_Material:_
========

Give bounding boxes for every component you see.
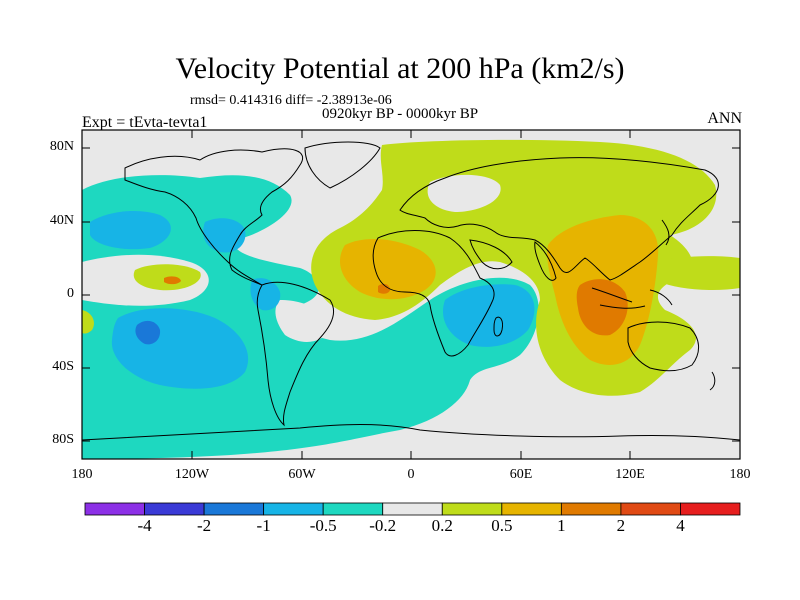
strong-positive-maritime-continent (576, 279, 628, 336)
strong-positive-north-pacific-core (164, 276, 181, 285)
colorbar-label: -2 (196, 516, 212, 535)
period-label: 0920kyr BP - 0000kyr BP (322, 106, 479, 122)
lat-label-80s: 80S (52, 432, 74, 447)
colorbar-label: 2 (616, 516, 626, 535)
colorbar-label: 0.2 (431, 516, 453, 535)
coastlines (81, 141, 741, 441)
positive-region-east-pacific (651, 256, 740, 290)
lon-label-120e: 120E (615, 467, 645, 482)
colorbar-label: 1 (557, 516, 566, 535)
colorbar-swatch (263, 502, 324, 516)
chart-title: Velocity Potential at 200 hPa (km2/s) (175, 52, 625, 85)
neutral-band-south-america (275, 300, 330, 342)
strong-positive-west-africa-core (378, 283, 390, 294)
coastline-eurasia (399, 157, 719, 281)
colorbar-label: -4 (137, 516, 152, 535)
positive-region-west-africa (340, 238, 436, 300)
lon-label-60e: 60E (509, 467, 533, 482)
lon-label-60w: 60W (288, 467, 316, 482)
colorbar-swatch (680, 502, 741, 516)
lat-label-40n: 40N (49, 213, 74, 228)
negative-core-strong-pacific (135, 320, 161, 345)
coastline-antarctica (81, 424, 741, 441)
lon-label-180w: 180 (71, 467, 93, 482)
colorbar-label: -0.2 (369, 516, 397, 535)
negative-core-atlantic-north (90, 210, 171, 250)
lat-label-40s: 40S (52, 359, 74, 374)
colorbar-swatch (382, 502, 443, 516)
coastline-north-america (124, 148, 303, 286)
lon-label-0: 0 (407, 467, 415, 482)
positive-region-west-edge (82, 310, 94, 334)
coastline-africa (372, 230, 495, 357)
coastline-australia (627, 321, 699, 372)
colorbar-label: -0.5 (309, 516, 337, 535)
coastline-south-america (256, 281, 335, 427)
colorbar-swatch (501, 502, 562, 516)
negative-core-amazon (250, 278, 281, 311)
season-label: ANN (707, 110, 742, 127)
coastline-new-zealand (709, 371, 716, 391)
coastline-indonesia (591, 287, 673, 309)
colorbar (84, 502, 741, 516)
axis-ticks (81, 130, 741, 459)
colorbar-swatch (144, 502, 205, 516)
map-field (82, 130, 740, 459)
coastline-japan (661, 219, 670, 246)
lon-label-120w: 120W (174, 467, 210, 482)
colorbar-swatch (441, 502, 503, 516)
colorbar-swatch (560, 502, 622, 516)
lat-label-eq: 0 (67, 286, 74, 301)
coastline-arabia (469, 239, 513, 270)
colorbar-swatch (203, 502, 265, 516)
colorbar-label: 4 (676, 516, 685, 535)
colorbar-swatch (620, 502, 681, 516)
colorbar-label: 0.5 (491, 516, 513, 535)
negative-core-indian-ocean (442, 284, 535, 347)
experiment-label: Expt = tEvta-tevta1 (82, 114, 208, 131)
lat-label-80n: 80N (49, 139, 74, 154)
colorbar-swatch (84, 502, 145, 516)
neutral-patch-europe (427, 174, 501, 212)
coastline-india (534, 241, 557, 281)
colorbar-label: -1 (256, 516, 271, 535)
colorbar-swatch (322, 502, 384, 516)
stats-line: rmsd= 0.414316 diff= -2.38913e-06 (190, 93, 392, 108)
coastline-greenland (304, 141, 381, 189)
coastline-madagascar (493, 316, 503, 337)
lon-label-180e: 180 (729, 467, 751, 482)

========

_Job:_
Copy out all the rows with each "colorbar-swatch" swapped for "color-key-box" and nothing else altered. Leave the pictures out.

_Output of the exercise:_
Give bounding boxes for every component you see.
strong-positive-maritime-continent (576, 279, 628, 336)
strong-positive-north-pacific-core (164, 276, 181, 285)
colorbar-label: -2 (196, 516, 212, 535)
period-label: 0920kyr BP - 0000kyr BP (322, 106, 479, 122)
lat-label-80s: 80S (52, 432, 74, 447)
colorbar-label: 2 (616, 516, 626, 535)
colorbar-label: 0.2 (431, 516, 453, 535)
coastlines (81, 141, 741, 441)
positive-region-east-pacific (651, 256, 740, 290)
lon-label-120e: 120E (615, 467, 645, 482)
colorbar-label: 1 (557, 516, 566, 535)
color-key-box (263, 502, 324, 516)
chart-title: Velocity Potential at 200 hPa (km2/s) (175, 52, 625, 85)
neutral-band-south-america (275, 300, 330, 342)
strong-positive-west-africa-core (378, 283, 390, 294)
coastline-eurasia (399, 157, 719, 281)
colorbar-label: -4 (137, 516, 152, 535)
positive-region-west-africa (340, 238, 436, 300)
lon-label-60e: 60E (509, 467, 533, 482)
lon-label-60w: 60W (288, 467, 316, 482)
color-key-box (680, 502, 741, 516)
lat-label-40n: 40N (49, 213, 74, 228)
negative-core-strong-pacific (135, 320, 161, 345)
coastline-antarctica (81, 424, 741, 441)
lon-label-180w: 180 (71, 467, 93, 482)
colorbar-label: -0.2 (369, 516, 397, 535)
negative-core-atlantic-north (90, 210, 171, 250)
lat-label-40s: 40S (52, 359, 74, 374)
color-key-box (382, 502, 443, 516)
coastline-north-america (124, 148, 303, 286)
lon-label-0: 0 (407, 467, 415, 482)
positive-region-west-edge (82, 310, 94, 334)
coastline-africa (372, 230, 495, 357)
coastline-australia (627, 321, 699, 372)
colorbar-label: -0.5 (309, 516, 337, 535)
coastline-south-america (256, 281, 335, 427)
color-key-box (501, 502, 562, 516)
negative-core-amazon (250, 278, 281, 311)
season-label: ANN (707, 110, 742, 127)
coastline-new-zealand (709, 371, 716, 391)
coastline-indonesia (591, 287, 673, 309)
colorbar (84, 502, 741, 516)
axis-ticks (81, 130, 741, 459)
color-key-box (144, 502, 205, 516)
map-field (82, 130, 740, 459)
coastline-japan (661, 219, 670, 246)
lon-label-120w: 120W (174, 467, 210, 482)
color-key-box (441, 502, 503, 516)
color-key-box (560, 502, 622, 516)
lat-label-eq: 0 (67, 286, 74, 301)
coastline-arabia (469, 239, 513, 270)
color-key-box (203, 502, 265, 516)
colorbar-label: 4 (676, 516, 685, 535)
color-key-box (620, 502, 681, 516)
colorbar-label: 0.5 (491, 516, 513, 535)
negative-core-indian-ocean (442, 284, 535, 347)
experiment-label: Expt = tEvta-tevta1 (82, 114, 208, 131)
lat-label-80n: 80N (49, 139, 74, 154)
color-key-box (84, 502, 145, 516)
neutral-patch-europe (427, 174, 501, 212)
coastline-india (534, 241, 557, 281)
colorbar-label: -1 (256, 516, 271, 535)
color-key-box (322, 502, 384, 516)
stats-line: rmsd= 0.414316 diff= -2.38913e-06 (190, 93, 392, 108)
coastline-greenland (304, 141, 381, 189)
coastline-madagascar (493, 316, 503, 337)
lon-label-180e: 180 (729, 467, 751, 482)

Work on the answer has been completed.